▸ **Task brief**
Make a tally of the lines in the records that include the string "username", and give only that number.
* BEGIN Records shown *
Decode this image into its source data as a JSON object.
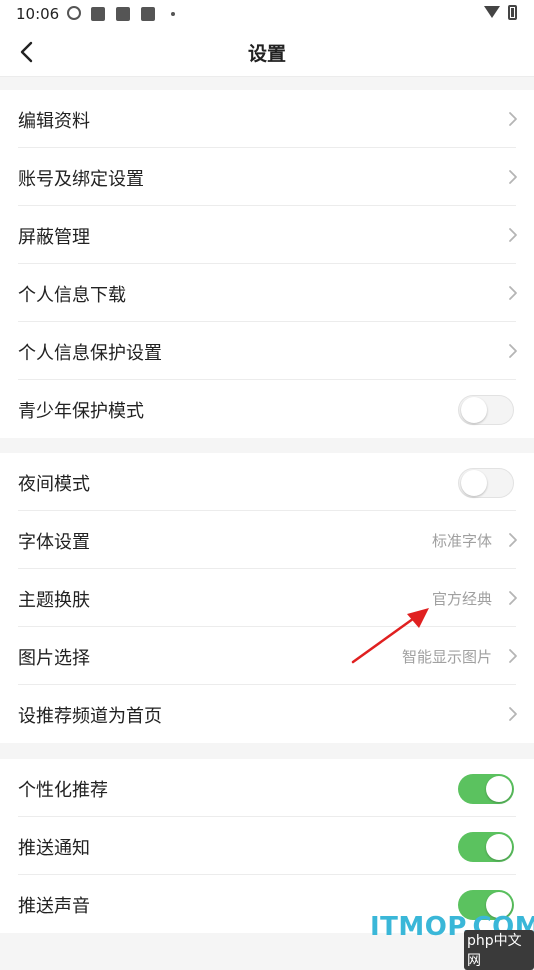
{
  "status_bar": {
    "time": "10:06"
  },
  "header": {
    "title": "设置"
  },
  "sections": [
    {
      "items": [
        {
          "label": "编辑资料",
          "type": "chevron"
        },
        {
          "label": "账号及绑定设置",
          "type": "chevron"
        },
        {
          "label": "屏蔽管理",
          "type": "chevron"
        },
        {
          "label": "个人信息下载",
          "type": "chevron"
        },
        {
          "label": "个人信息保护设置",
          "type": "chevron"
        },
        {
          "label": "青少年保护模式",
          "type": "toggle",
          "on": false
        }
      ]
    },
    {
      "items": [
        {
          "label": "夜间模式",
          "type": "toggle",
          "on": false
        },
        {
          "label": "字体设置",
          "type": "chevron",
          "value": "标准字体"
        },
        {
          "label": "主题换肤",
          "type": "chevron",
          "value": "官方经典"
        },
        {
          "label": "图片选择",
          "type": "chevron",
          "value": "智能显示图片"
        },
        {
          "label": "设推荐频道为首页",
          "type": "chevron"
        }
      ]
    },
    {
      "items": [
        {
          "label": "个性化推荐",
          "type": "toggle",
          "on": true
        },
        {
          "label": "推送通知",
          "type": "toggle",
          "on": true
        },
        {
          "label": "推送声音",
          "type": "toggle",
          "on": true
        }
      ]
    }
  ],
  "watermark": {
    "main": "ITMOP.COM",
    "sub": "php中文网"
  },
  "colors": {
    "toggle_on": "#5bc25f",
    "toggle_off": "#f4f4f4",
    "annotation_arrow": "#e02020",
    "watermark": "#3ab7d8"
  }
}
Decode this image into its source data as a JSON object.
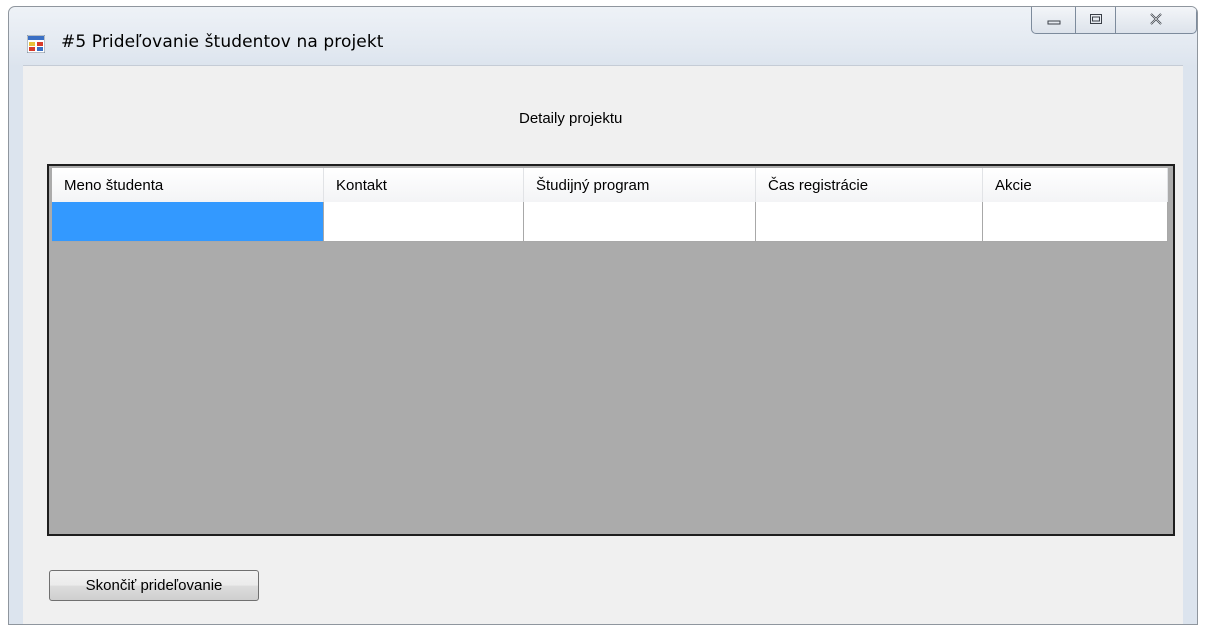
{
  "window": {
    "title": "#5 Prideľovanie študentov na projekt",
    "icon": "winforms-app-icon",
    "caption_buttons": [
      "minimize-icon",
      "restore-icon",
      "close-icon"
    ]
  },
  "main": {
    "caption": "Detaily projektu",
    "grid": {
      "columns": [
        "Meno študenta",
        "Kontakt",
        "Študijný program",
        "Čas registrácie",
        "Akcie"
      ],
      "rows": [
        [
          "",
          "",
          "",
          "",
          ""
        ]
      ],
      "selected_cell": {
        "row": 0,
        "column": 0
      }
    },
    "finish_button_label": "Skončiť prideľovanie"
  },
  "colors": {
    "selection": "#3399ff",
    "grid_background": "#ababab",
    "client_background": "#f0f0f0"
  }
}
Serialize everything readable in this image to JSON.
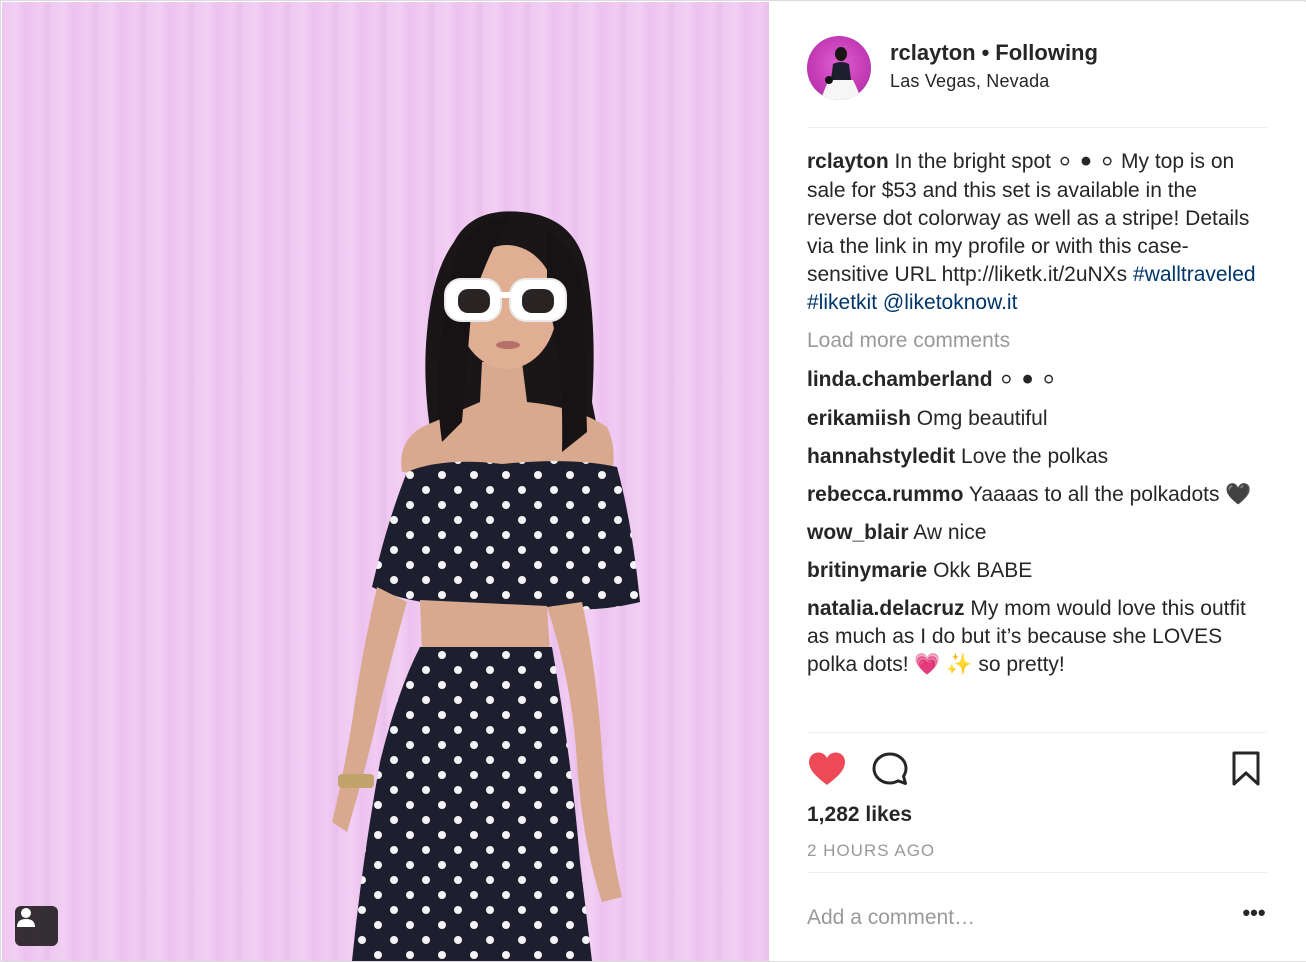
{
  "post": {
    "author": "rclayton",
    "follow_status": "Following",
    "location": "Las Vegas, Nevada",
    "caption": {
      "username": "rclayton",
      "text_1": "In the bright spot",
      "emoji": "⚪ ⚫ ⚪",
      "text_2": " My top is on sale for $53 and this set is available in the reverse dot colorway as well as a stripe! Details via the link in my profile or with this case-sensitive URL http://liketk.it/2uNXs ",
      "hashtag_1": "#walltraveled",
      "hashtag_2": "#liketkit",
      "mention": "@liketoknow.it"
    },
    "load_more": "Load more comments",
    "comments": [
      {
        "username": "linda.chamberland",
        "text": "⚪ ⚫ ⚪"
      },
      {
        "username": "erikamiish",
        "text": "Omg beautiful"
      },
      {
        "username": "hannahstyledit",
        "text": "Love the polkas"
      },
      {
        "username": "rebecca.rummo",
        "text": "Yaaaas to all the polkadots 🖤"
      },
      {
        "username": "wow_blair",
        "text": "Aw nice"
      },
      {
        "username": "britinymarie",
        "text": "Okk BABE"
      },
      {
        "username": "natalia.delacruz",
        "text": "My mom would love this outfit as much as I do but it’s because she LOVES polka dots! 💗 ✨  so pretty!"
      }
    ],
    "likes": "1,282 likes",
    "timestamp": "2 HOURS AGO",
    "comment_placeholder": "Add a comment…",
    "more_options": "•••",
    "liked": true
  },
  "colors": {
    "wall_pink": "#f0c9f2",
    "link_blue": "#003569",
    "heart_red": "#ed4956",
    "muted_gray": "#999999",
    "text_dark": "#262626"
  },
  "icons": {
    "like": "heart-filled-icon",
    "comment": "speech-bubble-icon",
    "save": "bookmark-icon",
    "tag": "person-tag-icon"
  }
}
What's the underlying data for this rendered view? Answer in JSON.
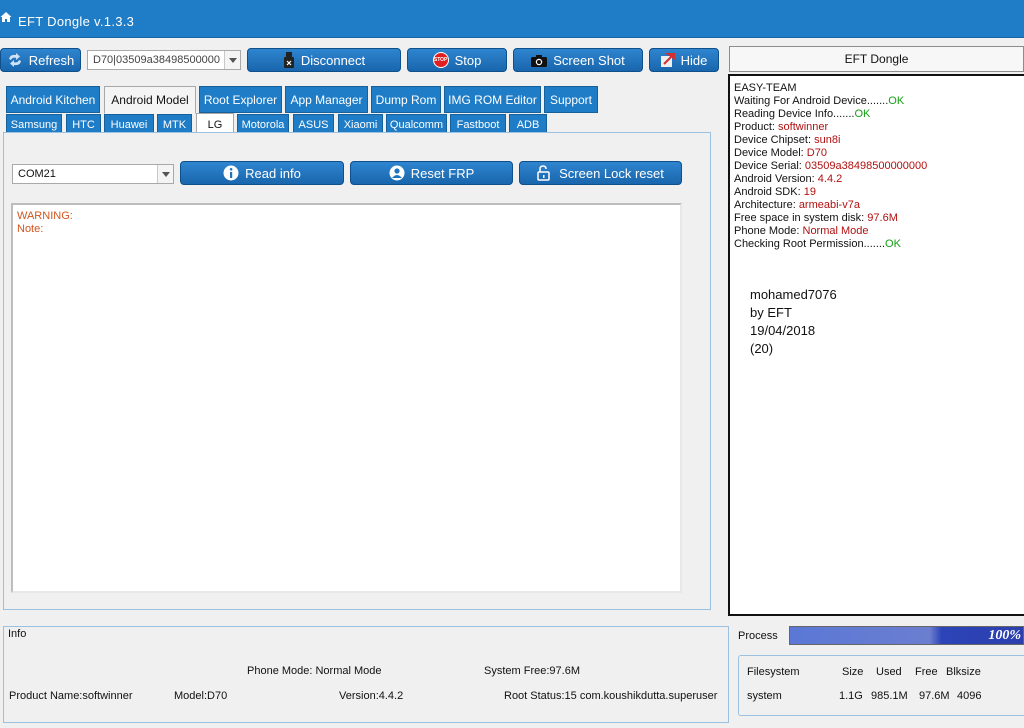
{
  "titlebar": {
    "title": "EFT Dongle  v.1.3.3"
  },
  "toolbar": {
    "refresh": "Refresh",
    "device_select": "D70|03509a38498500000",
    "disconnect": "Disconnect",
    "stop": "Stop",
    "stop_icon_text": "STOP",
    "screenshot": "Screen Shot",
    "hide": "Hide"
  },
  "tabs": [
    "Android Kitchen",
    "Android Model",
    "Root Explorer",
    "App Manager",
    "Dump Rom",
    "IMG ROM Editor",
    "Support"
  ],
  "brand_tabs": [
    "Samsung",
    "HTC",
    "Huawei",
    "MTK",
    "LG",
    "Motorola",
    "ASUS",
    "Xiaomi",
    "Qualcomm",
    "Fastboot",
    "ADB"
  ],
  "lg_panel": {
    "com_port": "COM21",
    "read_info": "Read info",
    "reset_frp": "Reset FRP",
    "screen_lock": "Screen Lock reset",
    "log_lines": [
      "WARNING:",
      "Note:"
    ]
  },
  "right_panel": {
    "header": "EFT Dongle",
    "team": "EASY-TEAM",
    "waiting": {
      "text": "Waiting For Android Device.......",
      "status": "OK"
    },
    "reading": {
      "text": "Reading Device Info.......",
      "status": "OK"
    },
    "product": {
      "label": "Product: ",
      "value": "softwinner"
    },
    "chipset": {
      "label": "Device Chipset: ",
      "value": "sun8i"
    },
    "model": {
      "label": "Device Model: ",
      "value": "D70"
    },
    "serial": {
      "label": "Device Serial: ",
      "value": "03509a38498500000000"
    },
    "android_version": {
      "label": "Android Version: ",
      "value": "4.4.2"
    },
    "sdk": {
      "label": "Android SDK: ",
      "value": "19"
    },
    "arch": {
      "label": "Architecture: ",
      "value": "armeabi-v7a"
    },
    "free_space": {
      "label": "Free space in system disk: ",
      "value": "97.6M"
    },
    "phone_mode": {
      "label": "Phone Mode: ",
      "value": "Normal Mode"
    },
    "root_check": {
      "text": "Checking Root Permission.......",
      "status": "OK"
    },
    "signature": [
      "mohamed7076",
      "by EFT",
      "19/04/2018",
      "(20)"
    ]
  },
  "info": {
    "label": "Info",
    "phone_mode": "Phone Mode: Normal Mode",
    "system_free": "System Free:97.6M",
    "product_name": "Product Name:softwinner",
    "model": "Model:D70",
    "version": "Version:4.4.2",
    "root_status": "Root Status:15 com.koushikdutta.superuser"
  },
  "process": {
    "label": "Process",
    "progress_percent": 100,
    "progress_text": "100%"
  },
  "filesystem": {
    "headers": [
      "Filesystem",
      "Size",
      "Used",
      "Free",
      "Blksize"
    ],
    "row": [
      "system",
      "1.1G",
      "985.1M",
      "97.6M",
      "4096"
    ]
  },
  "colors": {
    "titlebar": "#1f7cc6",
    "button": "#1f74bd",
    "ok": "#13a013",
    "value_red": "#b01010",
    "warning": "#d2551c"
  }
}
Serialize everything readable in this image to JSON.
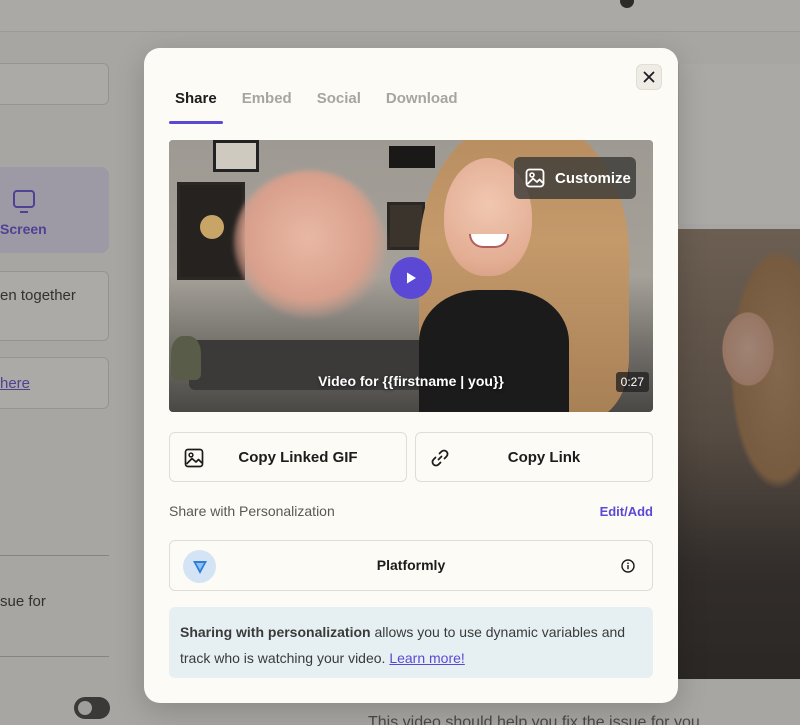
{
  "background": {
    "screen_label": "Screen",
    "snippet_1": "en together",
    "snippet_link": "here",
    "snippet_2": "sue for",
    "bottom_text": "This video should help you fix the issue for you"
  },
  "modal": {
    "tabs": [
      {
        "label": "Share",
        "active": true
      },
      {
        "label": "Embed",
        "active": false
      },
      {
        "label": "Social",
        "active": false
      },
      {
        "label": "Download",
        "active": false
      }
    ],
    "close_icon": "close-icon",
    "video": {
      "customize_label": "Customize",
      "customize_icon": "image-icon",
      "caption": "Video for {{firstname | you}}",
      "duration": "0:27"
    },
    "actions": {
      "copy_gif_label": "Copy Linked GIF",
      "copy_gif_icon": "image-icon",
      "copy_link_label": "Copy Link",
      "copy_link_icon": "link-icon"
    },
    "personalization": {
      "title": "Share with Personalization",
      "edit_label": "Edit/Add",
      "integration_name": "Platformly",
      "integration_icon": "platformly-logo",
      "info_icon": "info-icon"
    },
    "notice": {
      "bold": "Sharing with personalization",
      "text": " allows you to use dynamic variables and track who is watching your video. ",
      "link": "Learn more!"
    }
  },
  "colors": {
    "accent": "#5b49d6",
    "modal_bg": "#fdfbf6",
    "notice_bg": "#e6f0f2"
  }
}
* END Records shown *
▸ **Written answer**
8